*Problem:*
Reproduce word for word every row from the one containing "20, 47, 46]" down to the one containing "101, 1125, 119]", including both of those rows.

*Extracted material:*
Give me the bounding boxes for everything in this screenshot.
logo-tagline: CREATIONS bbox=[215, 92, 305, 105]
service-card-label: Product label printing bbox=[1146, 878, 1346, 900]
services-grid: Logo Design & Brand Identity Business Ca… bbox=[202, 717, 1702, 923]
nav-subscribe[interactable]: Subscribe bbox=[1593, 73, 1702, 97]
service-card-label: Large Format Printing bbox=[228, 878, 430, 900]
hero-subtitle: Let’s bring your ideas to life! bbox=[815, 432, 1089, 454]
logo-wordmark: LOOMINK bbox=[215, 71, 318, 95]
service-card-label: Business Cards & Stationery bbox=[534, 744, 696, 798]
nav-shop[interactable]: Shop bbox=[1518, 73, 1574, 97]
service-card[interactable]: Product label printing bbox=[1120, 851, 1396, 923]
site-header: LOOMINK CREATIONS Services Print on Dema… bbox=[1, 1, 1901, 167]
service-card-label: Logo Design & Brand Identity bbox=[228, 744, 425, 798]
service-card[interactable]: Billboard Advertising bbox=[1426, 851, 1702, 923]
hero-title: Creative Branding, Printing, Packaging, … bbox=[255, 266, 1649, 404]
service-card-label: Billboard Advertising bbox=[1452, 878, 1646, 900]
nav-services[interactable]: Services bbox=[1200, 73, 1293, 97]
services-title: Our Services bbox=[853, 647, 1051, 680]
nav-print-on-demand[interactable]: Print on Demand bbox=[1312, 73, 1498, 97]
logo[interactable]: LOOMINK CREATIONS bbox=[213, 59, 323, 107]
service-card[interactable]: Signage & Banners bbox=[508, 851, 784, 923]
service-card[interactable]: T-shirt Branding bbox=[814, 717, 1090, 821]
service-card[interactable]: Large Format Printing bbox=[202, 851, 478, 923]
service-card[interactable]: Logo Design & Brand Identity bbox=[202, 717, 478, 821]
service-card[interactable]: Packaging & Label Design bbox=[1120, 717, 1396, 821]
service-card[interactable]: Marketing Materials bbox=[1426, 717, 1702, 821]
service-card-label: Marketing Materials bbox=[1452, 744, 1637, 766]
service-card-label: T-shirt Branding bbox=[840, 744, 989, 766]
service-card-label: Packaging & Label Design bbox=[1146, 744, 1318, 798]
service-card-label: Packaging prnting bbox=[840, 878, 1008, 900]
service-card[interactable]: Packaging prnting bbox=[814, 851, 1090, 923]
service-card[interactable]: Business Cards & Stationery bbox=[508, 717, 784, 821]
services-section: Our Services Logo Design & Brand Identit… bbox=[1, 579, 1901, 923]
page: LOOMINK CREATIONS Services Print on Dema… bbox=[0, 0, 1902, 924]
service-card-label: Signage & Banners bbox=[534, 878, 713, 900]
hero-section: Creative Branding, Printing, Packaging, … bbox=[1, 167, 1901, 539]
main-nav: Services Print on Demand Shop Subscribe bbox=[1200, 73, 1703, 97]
...
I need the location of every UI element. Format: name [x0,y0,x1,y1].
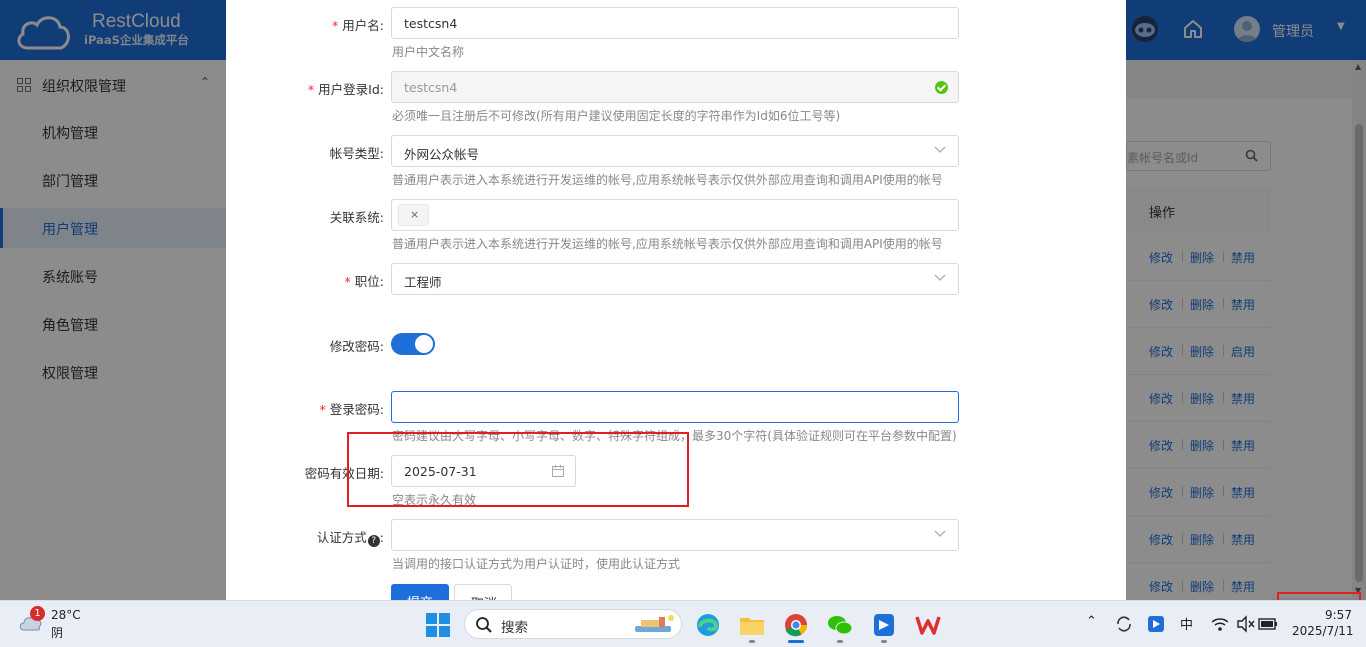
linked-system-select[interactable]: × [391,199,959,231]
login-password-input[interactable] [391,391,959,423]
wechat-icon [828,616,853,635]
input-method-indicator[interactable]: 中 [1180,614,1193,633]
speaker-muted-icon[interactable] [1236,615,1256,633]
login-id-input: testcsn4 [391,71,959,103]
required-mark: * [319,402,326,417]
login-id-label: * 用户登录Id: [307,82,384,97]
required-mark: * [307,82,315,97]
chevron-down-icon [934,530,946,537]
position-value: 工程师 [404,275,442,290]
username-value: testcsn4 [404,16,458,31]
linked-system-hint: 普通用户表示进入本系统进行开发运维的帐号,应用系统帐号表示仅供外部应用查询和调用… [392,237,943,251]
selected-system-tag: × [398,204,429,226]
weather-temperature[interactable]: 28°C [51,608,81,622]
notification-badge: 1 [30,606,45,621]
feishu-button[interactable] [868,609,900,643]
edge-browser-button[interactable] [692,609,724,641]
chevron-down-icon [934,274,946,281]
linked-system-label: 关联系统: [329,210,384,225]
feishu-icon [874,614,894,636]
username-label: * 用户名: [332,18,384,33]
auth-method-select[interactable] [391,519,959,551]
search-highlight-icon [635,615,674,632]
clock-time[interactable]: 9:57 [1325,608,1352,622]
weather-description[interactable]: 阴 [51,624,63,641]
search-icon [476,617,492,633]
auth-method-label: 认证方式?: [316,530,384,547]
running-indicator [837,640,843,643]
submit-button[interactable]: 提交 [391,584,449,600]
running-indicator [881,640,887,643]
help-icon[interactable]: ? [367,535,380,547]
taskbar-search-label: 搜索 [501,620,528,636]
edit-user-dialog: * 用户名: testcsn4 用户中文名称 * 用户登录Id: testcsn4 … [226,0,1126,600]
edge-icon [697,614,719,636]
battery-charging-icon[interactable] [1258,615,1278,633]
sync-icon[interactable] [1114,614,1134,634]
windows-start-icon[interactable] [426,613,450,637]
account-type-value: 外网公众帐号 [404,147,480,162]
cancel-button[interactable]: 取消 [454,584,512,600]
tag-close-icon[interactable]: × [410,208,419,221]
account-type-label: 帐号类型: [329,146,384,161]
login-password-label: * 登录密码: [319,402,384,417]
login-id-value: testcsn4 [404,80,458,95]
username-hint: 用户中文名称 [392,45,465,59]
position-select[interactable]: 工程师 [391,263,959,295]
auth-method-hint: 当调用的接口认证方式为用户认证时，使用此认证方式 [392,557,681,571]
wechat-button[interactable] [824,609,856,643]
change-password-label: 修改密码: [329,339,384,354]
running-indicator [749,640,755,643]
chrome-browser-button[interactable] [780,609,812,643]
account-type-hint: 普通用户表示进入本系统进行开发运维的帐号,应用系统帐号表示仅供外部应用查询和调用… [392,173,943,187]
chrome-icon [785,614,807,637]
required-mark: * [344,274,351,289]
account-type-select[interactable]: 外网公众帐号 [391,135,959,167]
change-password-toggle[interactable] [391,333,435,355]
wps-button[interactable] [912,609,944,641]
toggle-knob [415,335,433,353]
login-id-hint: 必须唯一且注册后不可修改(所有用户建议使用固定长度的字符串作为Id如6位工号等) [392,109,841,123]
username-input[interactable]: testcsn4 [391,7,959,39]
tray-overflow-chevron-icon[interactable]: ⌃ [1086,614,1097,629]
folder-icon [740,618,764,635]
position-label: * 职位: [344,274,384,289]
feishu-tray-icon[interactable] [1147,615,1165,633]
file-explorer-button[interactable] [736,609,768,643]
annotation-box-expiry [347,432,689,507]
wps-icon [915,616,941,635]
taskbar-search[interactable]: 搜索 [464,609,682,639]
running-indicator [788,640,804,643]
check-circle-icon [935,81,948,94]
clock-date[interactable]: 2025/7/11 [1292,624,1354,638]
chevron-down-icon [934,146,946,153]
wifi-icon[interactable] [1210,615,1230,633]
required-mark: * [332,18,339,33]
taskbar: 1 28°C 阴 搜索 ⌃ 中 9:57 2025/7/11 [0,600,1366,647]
---
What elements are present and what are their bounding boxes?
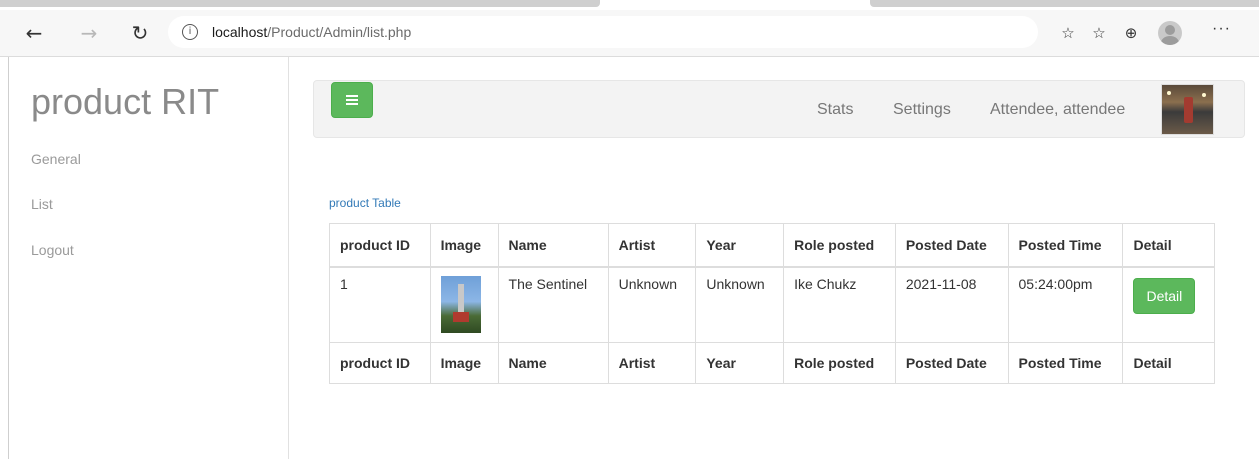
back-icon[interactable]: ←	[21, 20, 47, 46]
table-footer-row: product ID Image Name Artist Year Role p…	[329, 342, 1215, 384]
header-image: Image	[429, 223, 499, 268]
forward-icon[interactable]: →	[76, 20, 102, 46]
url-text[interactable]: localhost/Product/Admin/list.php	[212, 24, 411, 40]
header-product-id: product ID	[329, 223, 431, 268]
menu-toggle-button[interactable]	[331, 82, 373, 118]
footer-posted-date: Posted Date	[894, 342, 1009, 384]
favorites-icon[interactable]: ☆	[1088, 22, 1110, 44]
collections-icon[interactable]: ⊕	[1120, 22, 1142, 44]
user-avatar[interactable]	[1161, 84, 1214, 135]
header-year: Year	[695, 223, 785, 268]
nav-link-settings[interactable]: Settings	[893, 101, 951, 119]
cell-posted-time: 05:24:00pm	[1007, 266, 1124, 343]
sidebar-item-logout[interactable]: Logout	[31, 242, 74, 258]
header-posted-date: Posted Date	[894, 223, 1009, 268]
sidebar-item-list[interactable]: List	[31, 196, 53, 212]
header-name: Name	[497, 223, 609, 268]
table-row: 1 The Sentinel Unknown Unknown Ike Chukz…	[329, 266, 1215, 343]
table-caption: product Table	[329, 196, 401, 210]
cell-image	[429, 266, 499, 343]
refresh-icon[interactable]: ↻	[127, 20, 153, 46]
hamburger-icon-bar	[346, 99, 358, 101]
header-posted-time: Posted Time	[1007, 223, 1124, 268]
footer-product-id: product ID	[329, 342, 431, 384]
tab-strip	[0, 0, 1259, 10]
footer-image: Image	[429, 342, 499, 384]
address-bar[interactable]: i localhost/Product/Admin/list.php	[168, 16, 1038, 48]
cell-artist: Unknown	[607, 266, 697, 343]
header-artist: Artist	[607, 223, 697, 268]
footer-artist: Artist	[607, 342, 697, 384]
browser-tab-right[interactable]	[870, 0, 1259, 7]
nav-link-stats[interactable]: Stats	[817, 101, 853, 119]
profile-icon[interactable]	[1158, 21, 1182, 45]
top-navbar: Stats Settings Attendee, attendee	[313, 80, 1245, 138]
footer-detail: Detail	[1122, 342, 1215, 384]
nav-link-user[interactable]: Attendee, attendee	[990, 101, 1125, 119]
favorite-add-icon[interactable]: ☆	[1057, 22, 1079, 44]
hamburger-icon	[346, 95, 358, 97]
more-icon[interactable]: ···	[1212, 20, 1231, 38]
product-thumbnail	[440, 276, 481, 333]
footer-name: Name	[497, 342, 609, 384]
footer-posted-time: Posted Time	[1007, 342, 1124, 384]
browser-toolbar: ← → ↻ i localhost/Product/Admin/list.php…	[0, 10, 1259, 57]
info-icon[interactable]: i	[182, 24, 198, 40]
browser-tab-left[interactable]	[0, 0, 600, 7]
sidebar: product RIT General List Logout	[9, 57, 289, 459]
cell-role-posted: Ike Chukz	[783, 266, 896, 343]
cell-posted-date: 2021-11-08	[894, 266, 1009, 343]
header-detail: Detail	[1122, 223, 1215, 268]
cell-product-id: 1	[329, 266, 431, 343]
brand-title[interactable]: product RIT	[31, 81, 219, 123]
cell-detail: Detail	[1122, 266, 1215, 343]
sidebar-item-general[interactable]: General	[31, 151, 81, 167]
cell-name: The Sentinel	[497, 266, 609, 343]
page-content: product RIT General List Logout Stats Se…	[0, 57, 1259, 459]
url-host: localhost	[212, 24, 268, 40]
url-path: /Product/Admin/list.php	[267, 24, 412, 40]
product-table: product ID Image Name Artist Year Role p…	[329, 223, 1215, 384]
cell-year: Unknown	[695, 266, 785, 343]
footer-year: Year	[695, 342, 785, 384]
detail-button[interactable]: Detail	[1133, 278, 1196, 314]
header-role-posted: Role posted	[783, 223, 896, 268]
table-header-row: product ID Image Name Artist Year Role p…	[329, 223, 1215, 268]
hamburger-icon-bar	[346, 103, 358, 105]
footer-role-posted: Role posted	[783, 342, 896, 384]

*Answer to this task:*
back-icon[interactable]: ←	[21, 20, 47, 46]
table-footer-row: product ID Image Name Artist Year Role p…	[329, 342, 1215, 384]
header-image: Image	[429, 223, 499, 268]
forward-icon[interactable]: →	[76, 20, 102, 46]
url-text[interactable]: localhost/Product/Admin/list.php	[212, 24, 411, 40]
header-product-id: product ID	[329, 223, 431, 268]
menu-toggle-button[interactable]	[331, 82, 373, 118]
footer-posted-date: Posted Date	[894, 342, 1009, 384]
favorites-icon[interactable]: ☆	[1088, 22, 1110, 44]
collections-icon[interactable]: ⊕	[1120, 22, 1142, 44]
user-avatar[interactable]	[1161, 84, 1214, 135]
header-year: Year	[695, 223, 785, 268]
nav-link-settings[interactable]: Settings	[893, 101, 951, 119]
cell-posted-time: 05:24:00pm	[1007, 266, 1124, 343]
sidebar-item-logout[interactable]: Logout	[31, 242, 74, 258]
header-posted-date: Posted Date	[894, 223, 1009, 268]
sidebar-item-list[interactable]: List	[31, 196, 53, 212]
header-name: Name	[497, 223, 609, 268]
table-row: 1 The Sentinel Unknown Unknown Ike Chukz…	[329, 266, 1215, 343]
table-caption: product Table	[329, 196, 401, 210]
cell-image	[429, 266, 499, 343]
refresh-icon[interactable]: ↻	[127, 20, 153, 46]
hamburger-icon-bar	[346, 99, 358, 101]
header-posted-time: Posted Time	[1007, 223, 1124, 268]
footer-product-id: product ID	[329, 342, 431, 384]
tab-strip	[0, 0, 1259, 10]
footer-image: Image	[429, 342, 499, 384]
address-bar[interactable]: i localhost/Product/Admin/list.php	[168, 16, 1038, 48]
cell-artist: Unknown	[607, 266, 697, 343]
header-artist: Artist	[607, 223, 697, 268]
footer-artist: Artist	[607, 342, 697, 384]
browser-tab-right[interactable]	[870, 0, 1259, 7]
nav-link-stats[interactable]: Stats	[817, 101, 853, 119]
profile-icon[interactable]	[1158, 21, 1182, 45]
top-navbar: Stats Settings Attendee, attendee	[313, 80, 1245, 138]
footer-detail: Detail	[1122, 342, 1215, 384]
nav-link-user[interactable]: Attendee, attendee	[990, 101, 1125, 119]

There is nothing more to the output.